» YOUR OBJECTIVE
Count every line of the listing where the string "ffffff" occurs, and reply with the count alone.
■ ■ ■
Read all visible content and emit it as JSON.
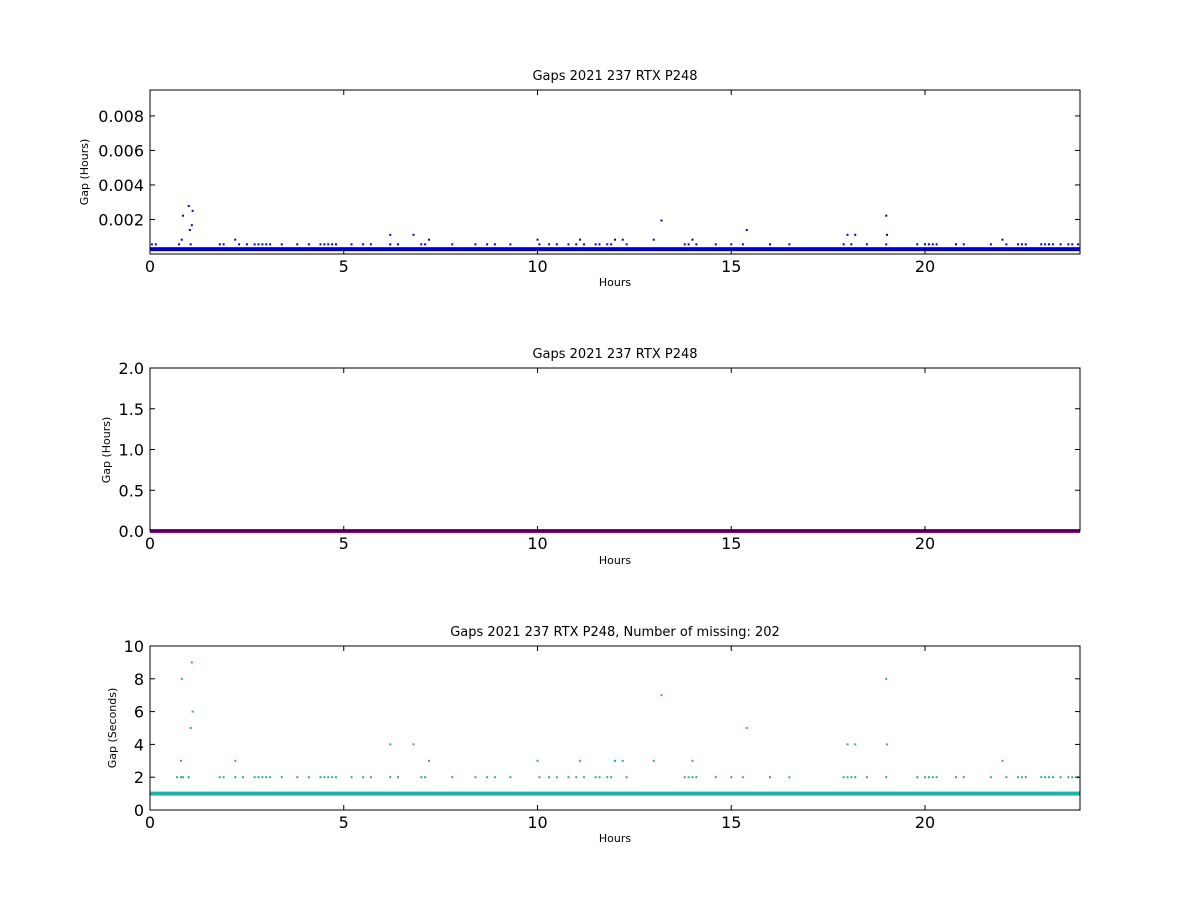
{
  "chart_data": [
    {
      "type": "scatter",
      "title": "Gaps 2021 237 RTX  P248",
      "xlabel": "Hours",
      "ylabel": "Gap (Hours)",
      "xlim": [
        0,
        24
      ],
      "ylim": [
        0,
        0.0095
      ],
      "xticks": [
        0,
        5,
        10,
        15,
        20
      ],
      "yticks": [
        0.002,
        0.004,
        0.006,
        0.008
      ],
      "ytick_labels": [
        "0.002",
        "0.004",
        "0.006",
        "0.008"
      ],
      "baseline": 0.00028,
      "color": "#0000cc",
      "series": [
        {
          "values": [
            [
              0.05,
              0.00056
            ],
            [
              0.15,
              0.00056
            ],
            [
              0.75,
              0.00056
            ],
            [
              0.82,
              0.00083
            ],
            [
              0.85,
              0.00222
            ],
            [
              1.0,
              0.00278
            ],
            [
              1.03,
              0.00139
            ],
            [
              1.05,
              0.00056
            ],
            [
              1.08,
              0.00167
            ],
            [
              1.1,
              0.0025
            ],
            [
              1.8,
              0.00056
            ],
            [
              1.9,
              0.00056
            ],
            [
              2.2,
              0.00083
            ],
            [
              2.3,
              0.00056
            ],
            [
              2.5,
              0.00056
            ],
            [
              2.7,
              0.00056
            ],
            [
              2.8,
              0.00056
            ],
            [
              2.9,
              0.00056
            ],
            [
              3.0,
              0.00056
            ],
            [
              3.1,
              0.00056
            ],
            [
              3.4,
              0.00056
            ],
            [
              3.8,
              0.00056
            ],
            [
              4.1,
              0.00056
            ],
            [
              4.4,
              0.00056
            ],
            [
              4.5,
              0.00056
            ],
            [
              4.6,
              0.00056
            ],
            [
              4.7,
              0.00056
            ],
            [
              4.8,
              0.00056
            ],
            [
              5.2,
              0.00056
            ],
            [
              5.5,
              0.00056
            ],
            [
              5.7,
              0.00056
            ],
            [
              6.2,
              0.00111
            ],
            [
              6.2,
              0.00056
            ],
            [
              6.4,
              0.00056
            ],
            [
              6.8,
              0.00111
            ],
            [
              7.0,
              0.00056
            ],
            [
              7.1,
              0.00056
            ],
            [
              7.2,
              0.00083
            ],
            [
              7.8,
              0.00056
            ],
            [
              8.4,
              0.00056
            ],
            [
              8.7,
              0.00056
            ],
            [
              8.9,
              0.00056
            ],
            [
              9.3,
              0.00056
            ],
            [
              10.0,
              0.00083
            ],
            [
              10.05,
              0.00056
            ],
            [
              10.3,
              0.00056
            ],
            [
              10.5,
              0.00056
            ],
            [
              10.8,
              0.00056
            ],
            [
              11.0,
              0.00056
            ],
            [
              11.1,
              0.00083
            ],
            [
              11.2,
              0.00056
            ],
            [
              11.5,
              0.00056
            ],
            [
              11.6,
              0.00056
            ],
            [
              11.8,
              0.00056
            ],
            [
              11.9,
              0.00056
            ],
            [
              12.0,
              0.00083
            ],
            [
              12.2,
              0.00083
            ],
            [
              12.3,
              0.00056
            ],
            [
              13.0,
              0.00083
            ],
            [
              13.2,
              0.00194
            ],
            [
              13.8,
              0.00056
            ],
            [
              13.9,
              0.00056
            ],
            [
              14.0,
              0.00083
            ],
            [
              14.1,
              0.00056
            ],
            [
              14.6,
              0.00056
            ],
            [
              15.0,
              0.00056
            ],
            [
              15.3,
              0.00056
            ],
            [
              15.4,
              0.00139
            ],
            [
              16.0,
              0.00056
            ],
            [
              16.5,
              0.00056
            ],
            [
              17.9,
              0.00056
            ],
            [
              18.0,
              0.00111
            ],
            [
              18.1,
              0.00056
            ],
            [
              18.2,
              0.00111
            ],
            [
              18.5,
              0.00056
            ],
            [
              19.0,
              0.00222
            ],
            [
              19.02,
              0.00111
            ],
            [
              19.0,
              0.00056
            ],
            [
              19.8,
              0.00056
            ],
            [
              20.0,
              0.00056
            ],
            [
              20.1,
              0.00056
            ],
            [
              20.2,
              0.00056
            ],
            [
              20.3,
              0.00056
            ],
            [
              20.8,
              0.00056
            ],
            [
              21.0,
              0.00056
            ],
            [
              21.7,
              0.00056
            ],
            [
              22.0,
              0.00083
            ],
            [
              22.1,
              0.00056
            ],
            [
              22.4,
              0.00056
            ],
            [
              22.5,
              0.00056
            ],
            [
              22.6,
              0.00056
            ],
            [
              23.0,
              0.00056
            ],
            [
              23.1,
              0.00056
            ],
            [
              23.2,
              0.00056
            ],
            [
              23.3,
              0.00056
            ],
            [
              23.5,
              0.00056
            ],
            [
              23.7,
              0.00056
            ],
            [
              23.8,
              0.00056
            ],
            [
              23.95,
              0.00056
            ]
          ]
        }
      ]
    },
    {
      "type": "scatter",
      "title": "Gaps 2021 237 RTX  P248",
      "xlabel": "Hours",
      "ylabel": "Gap (Hours)",
      "xlim": [
        0,
        24
      ],
      "ylim": [
        0,
        2.0
      ],
      "xticks": [
        0,
        5,
        10,
        15,
        20
      ],
      "yticks": [
        0,
        0.5,
        1.0,
        1.5,
        2.0
      ],
      "ytick_labels": [
        "0.0",
        "0.5",
        "1.0",
        "1.5",
        "2.0"
      ],
      "baseline": 0.0,
      "color": "#990099",
      "series": [
        {
          "values": []
        }
      ]
    },
    {
      "type": "scatter",
      "title": "Gaps 2021 237 RTX  P248, Number of missing: 202",
      "xlabel": "Hours",
      "ylabel": "Gap (Seconds)",
      "xlim": [
        0,
        24
      ],
      "ylim": [
        0,
        10
      ],
      "xticks": [
        0,
        5,
        10,
        15,
        20
      ],
      "yticks": [
        0,
        2,
        4,
        6,
        8,
        10
      ],
      "ytick_labels": [
        "0",
        "2",
        "4",
        "6",
        "8",
        "10"
      ],
      "baseline": 1,
      "color": "#20b2aa",
      "series": [
        {
          "values": [
            [
              0.7,
              2
            ],
            [
              0.8,
              2
            ],
            [
              0.8,
              3
            ],
            [
              0.82,
              8
            ],
            [
              0.85,
              2
            ],
            [
              1.0,
              2
            ],
            [
              1.05,
              5
            ],
            [
              1.08,
              9
            ],
            [
              1.1,
              6
            ],
            [
              1.8,
              2
            ],
            [
              1.9,
              2
            ],
            [
              2.2,
              3
            ],
            [
              2.2,
              2
            ],
            [
              2.4,
              2
            ],
            [
              2.7,
              2
            ],
            [
              2.8,
              2
            ],
            [
              2.9,
              2
            ],
            [
              3.0,
              2
            ],
            [
              3.1,
              2
            ],
            [
              3.4,
              2
            ],
            [
              3.8,
              2
            ],
            [
              4.1,
              2
            ],
            [
              4.4,
              2
            ],
            [
              4.5,
              2
            ],
            [
              4.6,
              2
            ],
            [
              4.7,
              2
            ],
            [
              4.8,
              2
            ],
            [
              5.2,
              2
            ],
            [
              5.5,
              2
            ],
            [
              5.7,
              2
            ],
            [
              6.2,
              4
            ],
            [
              6.2,
              2
            ],
            [
              6.4,
              2
            ],
            [
              6.8,
              4
            ],
            [
              7.0,
              2
            ],
            [
              7.1,
              2
            ],
            [
              7.2,
              3
            ],
            [
              7.8,
              2
            ],
            [
              8.4,
              2
            ],
            [
              8.7,
              2
            ],
            [
              8.9,
              2
            ],
            [
              9.3,
              2
            ],
            [
              10.0,
              3
            ],
            [
              10.05,
              2
            ],
            [
              10.3,
              2
            ],
            [
              10.5,
              2
            ],
            [
              10.8,
              2
            ],
            [
              11.0,
              2
            ],
            [
              11.1,
              3
            ],
            [
              11.2,
              2
            ],
            [
              11.5,
              2
            ],
            [
              11.6,
              2
            ],
            [
              11.8,
              2
            ],
            [
              11.9,
              2
            ],
            [
              12.0,
              3
            ],
            [
              12.2,
              3
            ],
            [
              12.3,
              2
            ],
            [
              13.0,
              3
            ],
            [
              13.2,
              7
            ],
            [
              13.8,
              2
            ],
            [
              13.9,
              2
            ],
            [
              14.0,
              3
            ],
            [
              14.0,
              2
            ],
            [
              14.1,
              2
            ],
            [
              14.6,
              2
            ],
            [
              15.0,
              2
            ],
            [
              15.3,
              2
            ],
            [
              15.4,
              5
            ],
            [
              16.0,
              2
            ],
            [
              16.5,
              2
            ],
            [
              17.9,
              2
            ],
            [
              18.0,
              4
            ],
            [
              18.0,
              2
            ],
            [
              18.1,
              2
            ],
            [
              18.2,
              4
            ],
            [
              18.2,
              2
            ],
            [
              18.5,
              2
            ],
            [
              19.0,
              8
            ],
            [
              19.02,
              4
            ],
            [
              19.0,
              2
            ],
            [
              19.8,
              2
            ],
            [
              20.0,
              2
            ],
            [
              20.1,
              2
            ],
            [
              20.2,
              2
            ],
            [
              20.3,
              2
            ],
            [
              20.8,
              2
            ],
            [
              21.0,
              2
            ],
            [
              21.7,
              2
            ],
            [
              22.0,
              3
            ],
            [
              22.1,
              2
            ],
            [
              22.4,
              2
            ],
            [
              22.5,
              2
            ],
            [
              22.6,
              2
            ],
            [
              23.0,
              2
            ],
            [
              23.1,
              2
            ],
            [
              23.2,
              2
            ],
            [
              23.3,
              2
            ],
            [
              23.5,
              2
            ],
            [
              23.7,
              2
            ],
            [
              23.8,
              2
            ],
            [
              23.95,
              2
            ]
          ]
        }
      ]
    }
  ]
}
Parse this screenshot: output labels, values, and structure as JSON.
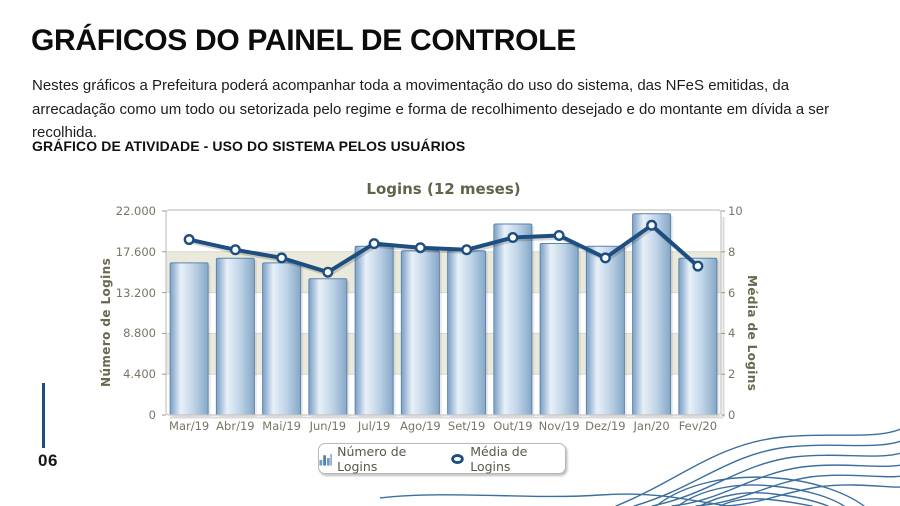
{
  "page": {
    "title": "GRÁFICOS DO PAINEL DE CONTROLE",
    "paragraph": "Nestes gráficos a Prefeitura poderá acompanhar toda a movimentação do uso do sistema, das NFeS emitidas, da arrecadação como um todo ou setorizada pelo regime e forma de recolhimento desejado e do montante em dívida a ser recolhida.",
    "section_heading": "GRÁFICO DE ATIVIDADE - USO DO SISTEMA PELOS USUÁRIOS",
    "page_number": "06"
  },
  "colors": {
    "accent_navy": "#1f4e79",
    "wave_blue": "#3a6fa0",
    "bar_border": "#5c84ab",
    "bar_grad_edge": "#86a7c8",
    "bar_grad_light": "#e8f0f8",
    "bar_grad_mid": "#c2d6e8",
    "bar_grad_dark": "#8fafd0",
    "line_color": "#1d4e80",
    "marker_fill": "#ffffff",
    "band_beige": "#ebe9dc",
    "band_white": "#ffffff",
    "grid_line": "#d8d8cc",
    "plot_border": "#c4c4c4",
    "tick_text": "#7a7464",
    "chart_title_text": "#63634c"
  },
  "chart_data": {
    "type": "bar",
    "title": "Logins (12 meses)",
    "categories": [
      "Mar/19",
      "Abr/19",
      "Mai/19",
      "Jun/19",
      "Jul/19",
      "Ago/19",
      "Set/19",
      "Out/19",
      "Nov/19",
      "Dez/19",
      "Jan/20",
      "Fev/20"
    ],
    "series": [
      {
        "name": "Número de Logins",
        "type": "bar",
        "axis": "left",
        "values": [
          16400,
          16900,
          16400,
          14700,
          18200,
          17700,
          17700,
          20600,
          18500,
          18200,
          21700,
          16900
        ]
      },
      {
        "name": "Média de Logins",
        "type": "line",
        "axis": "right",
        "values": [
          8.6,
          8.1,
          7.7,
          7.0,
          8.4,
          8.2,
          8.1,
          8.7,
          8.8,
          7.7,
          9.3,
          7.3
        ]
      }
    ],
    "left_axis": {
      "label": "Número de Logins",
      "ticks": [
        "22.000",
        "17.600",
        "13.200",
        "8.800",
        "4.400",
        "0"
      ],
      "min": 0,
      "max": 22000
    },
    "right_axis": {
      "label": "Média de Logins",
      "ticks": [
        "10",
        "8",
        "6",
        "4",
        "2",
        "0"
      ],
      "min": 0,
      "max": 10
    },
    "legend_position": "bottom",
    "grid": true
  }
}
■ ■ ■
» EXERCISE RESPONSE
2